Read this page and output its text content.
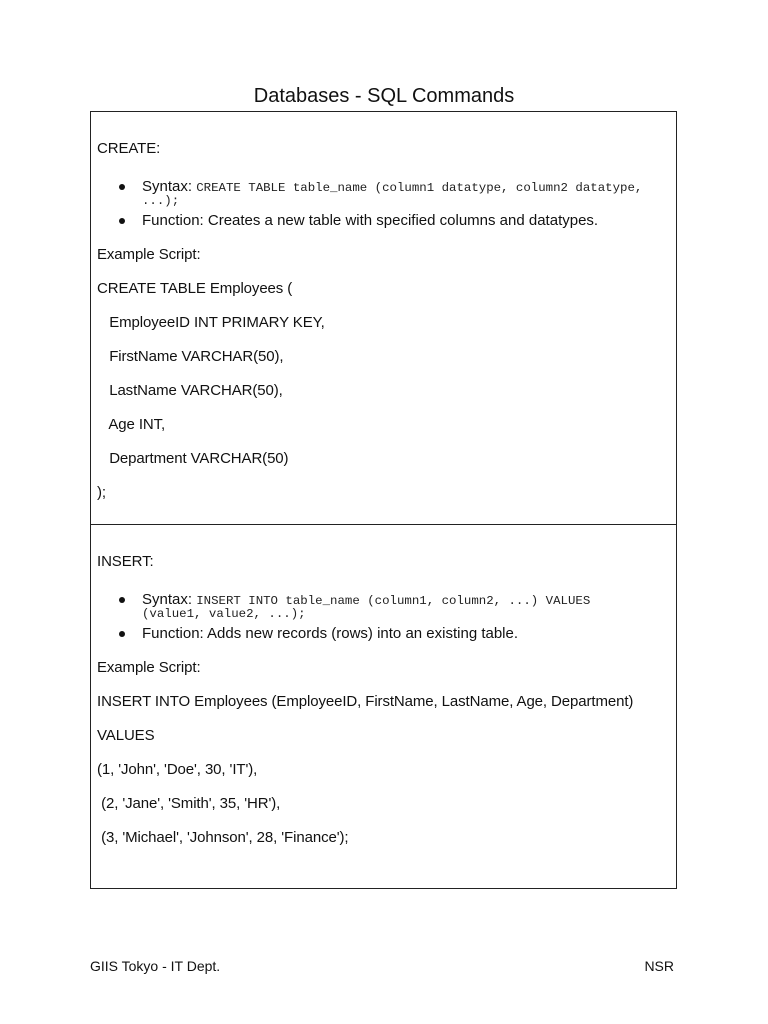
Databases - SQL Commands
CREATE:
Syntax: CREATE TABLE table_name (column1 datatype, column2 datatype,
...);
Function: Creates a new table with specified columns and datatypes.
Example Script:
CREATE TABLE Employees (
EmployeeID INT PRIMARY KEY,
FirstName VARCHAR(50),
LastName VARCHAR(50),
Age INT,
Department VARCHAR(50)
);
INSERT:
Syntax: INSERT INTO table_name (column1, column2, ...) VALUES
(value1, value2, ...);
Function: Adds new records (rows) into an existing table.
Example Script:
INSERT INTO Employees (EmployeeID, FirstName, LastName, Age, Department)
VALUES
(1, 'John', 'Doe', 30, 'IT'),
(2, 'Jane', 'Smith', 35, 'HR'),
(3, 'Michael', 'Johnson', 28, 'Finance');
GIIS Tokyo - IT Dept.	NSR
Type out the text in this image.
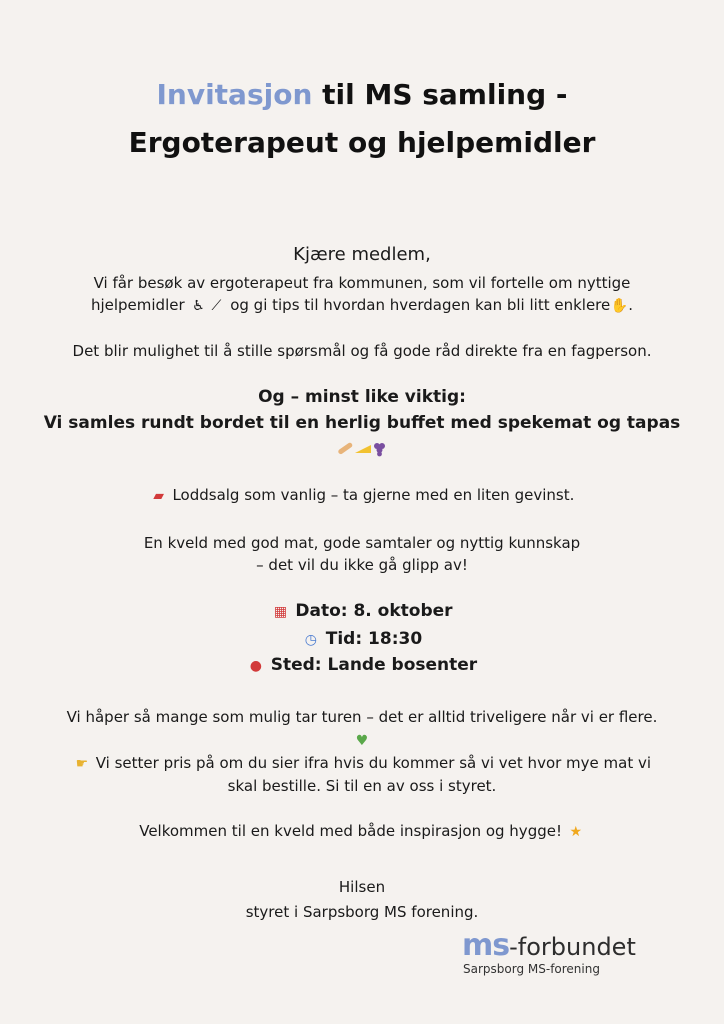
Invitasjon til MS samling -
Ergoterapeut og hjelpemidler
Kjære medlem,
Vi får besøk av ergoterapeut fra kommunen, som vil fortelle om nyttige
hjelpemidler ♿ ⟋ og gi tips til hvordan hverdagen kan bli litt enklere✋.
Det blir mulighet til å stille spørsmål og få gode råd direkte fra en fagperson.
Og – minst like viktig:
Vi samles rundt bordet til en herlig buffet med spekemat og tapas
▰ Loddsalg som vanlig – ta gjerne med en liten gevinst.
En kveld med god mat, gode samtaler og nyttig kunnskap
– det vil du ikke gå glipp av!
▦ Dato: 8. oktober
◷ Tid: 18:30
● Sted: Lande bosenter
Vi håper så mange som mulig tar turen – det er alltid triveligere når vi er flere.
♥
☛ Vi setter pris på om du sier ifra hvis du kommer så vi vet hvor mye mat vi
skal bestille. Si til en av oss i styret.
Velkommen til en kveld med både inspirasjon og hygge! ★
Hilsen
styret i Sarpsborg MS forening.
ms-forbundet
Sarpsborg MS-forening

★ ★ ★

(DO THIS) From the entries above, list each line with "styret" in it.

(IN RESPONSE)
skal bestille. Si til en av oss i styret.
styret i Sarpsborg MS forening.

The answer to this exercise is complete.